# GIVEN REQUEST:
Look for the word "this" in the entries below, then copy every line that has it.
━━━━━ DATA ENTRIES ━━━━━
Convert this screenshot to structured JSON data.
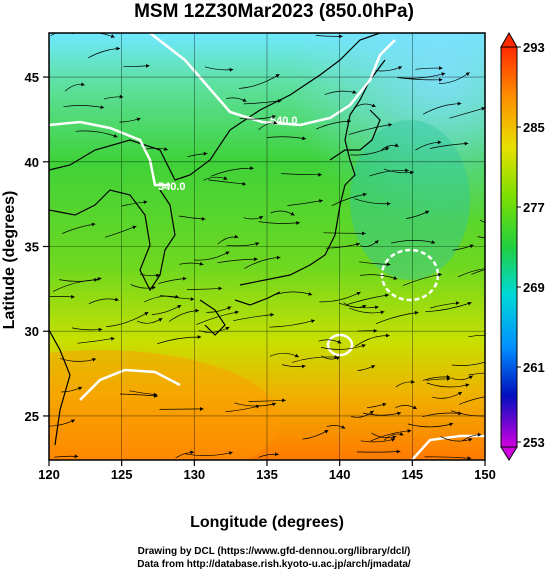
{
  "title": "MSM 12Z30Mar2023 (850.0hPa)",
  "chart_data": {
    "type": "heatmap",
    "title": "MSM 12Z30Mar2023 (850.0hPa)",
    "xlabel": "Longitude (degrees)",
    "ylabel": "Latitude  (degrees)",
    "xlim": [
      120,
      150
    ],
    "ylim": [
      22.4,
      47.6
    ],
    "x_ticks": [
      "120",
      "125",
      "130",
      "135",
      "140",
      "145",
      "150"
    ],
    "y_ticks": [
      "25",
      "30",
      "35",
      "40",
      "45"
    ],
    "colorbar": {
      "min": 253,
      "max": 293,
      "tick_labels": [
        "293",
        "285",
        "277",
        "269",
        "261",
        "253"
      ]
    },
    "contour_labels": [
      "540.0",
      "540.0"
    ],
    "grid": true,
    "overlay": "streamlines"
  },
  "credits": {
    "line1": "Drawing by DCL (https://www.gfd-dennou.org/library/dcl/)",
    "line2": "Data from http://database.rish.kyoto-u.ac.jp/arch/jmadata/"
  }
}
━━━━━
━━━━━ DATA ENTRIES ━━━━━
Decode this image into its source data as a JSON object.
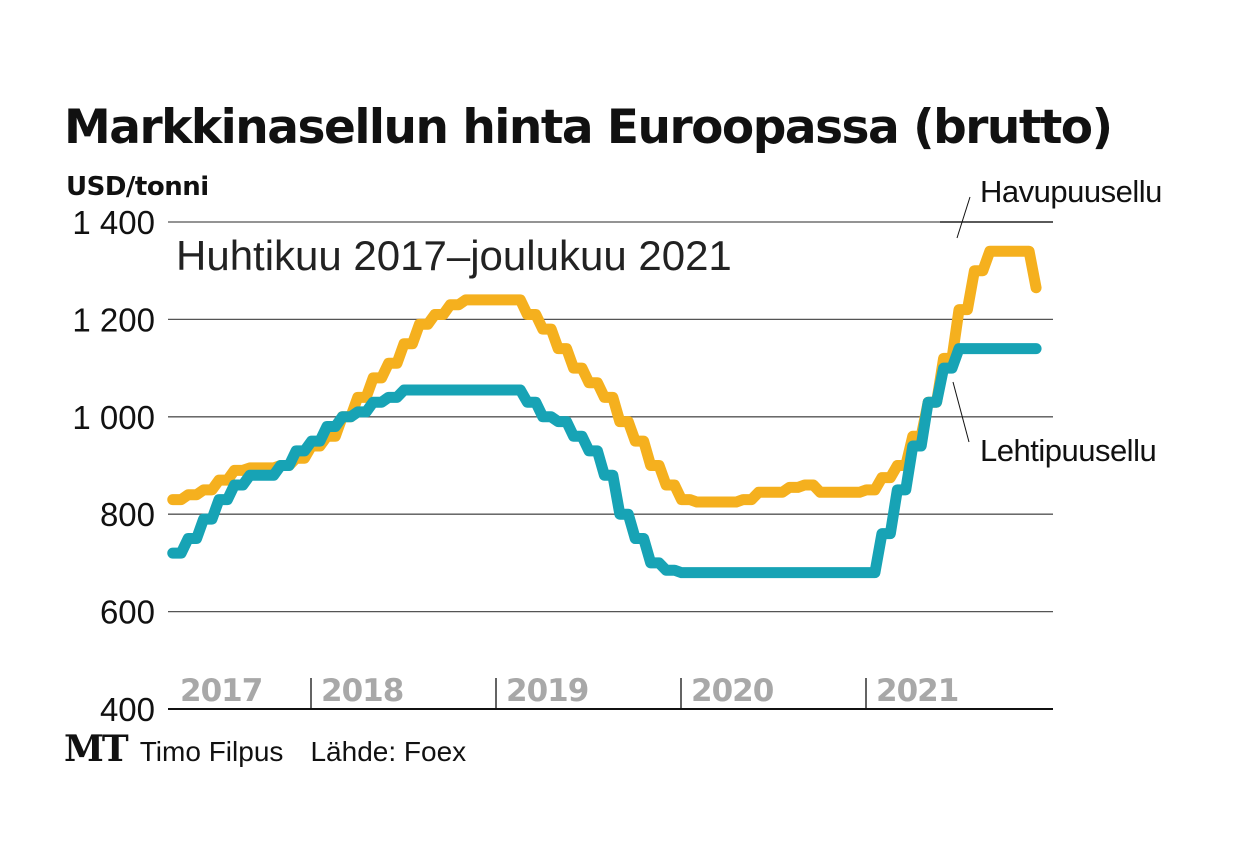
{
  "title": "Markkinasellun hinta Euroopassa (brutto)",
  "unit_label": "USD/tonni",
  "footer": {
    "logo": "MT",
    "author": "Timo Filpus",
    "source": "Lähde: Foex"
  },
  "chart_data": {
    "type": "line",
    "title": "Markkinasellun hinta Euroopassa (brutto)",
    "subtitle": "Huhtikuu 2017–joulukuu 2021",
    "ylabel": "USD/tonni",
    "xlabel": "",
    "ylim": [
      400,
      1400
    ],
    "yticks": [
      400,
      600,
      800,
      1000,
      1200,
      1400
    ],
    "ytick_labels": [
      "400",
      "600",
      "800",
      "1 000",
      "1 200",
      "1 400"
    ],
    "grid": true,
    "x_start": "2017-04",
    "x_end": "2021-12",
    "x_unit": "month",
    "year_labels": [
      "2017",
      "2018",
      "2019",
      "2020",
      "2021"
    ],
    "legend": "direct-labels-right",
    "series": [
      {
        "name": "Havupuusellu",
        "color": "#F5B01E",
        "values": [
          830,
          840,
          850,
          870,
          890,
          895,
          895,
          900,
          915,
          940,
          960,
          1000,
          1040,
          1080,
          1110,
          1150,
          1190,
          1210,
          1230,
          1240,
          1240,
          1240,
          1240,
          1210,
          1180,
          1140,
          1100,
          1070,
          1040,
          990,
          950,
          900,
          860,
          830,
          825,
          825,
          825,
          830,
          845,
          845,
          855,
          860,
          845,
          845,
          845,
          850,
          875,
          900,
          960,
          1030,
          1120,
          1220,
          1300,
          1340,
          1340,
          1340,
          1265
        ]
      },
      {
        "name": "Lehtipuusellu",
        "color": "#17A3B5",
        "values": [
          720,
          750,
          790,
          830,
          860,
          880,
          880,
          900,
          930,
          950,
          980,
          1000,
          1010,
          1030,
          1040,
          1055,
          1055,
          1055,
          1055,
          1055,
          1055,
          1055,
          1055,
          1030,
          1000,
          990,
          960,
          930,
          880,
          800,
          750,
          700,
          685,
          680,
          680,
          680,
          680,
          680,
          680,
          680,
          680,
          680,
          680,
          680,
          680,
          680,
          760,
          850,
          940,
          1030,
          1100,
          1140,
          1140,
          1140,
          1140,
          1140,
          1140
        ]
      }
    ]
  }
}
━━━━━
# TASK OUTPUT:
Convert this screenshot to structured JSON data.
Decode this image into its source data as a JSON object.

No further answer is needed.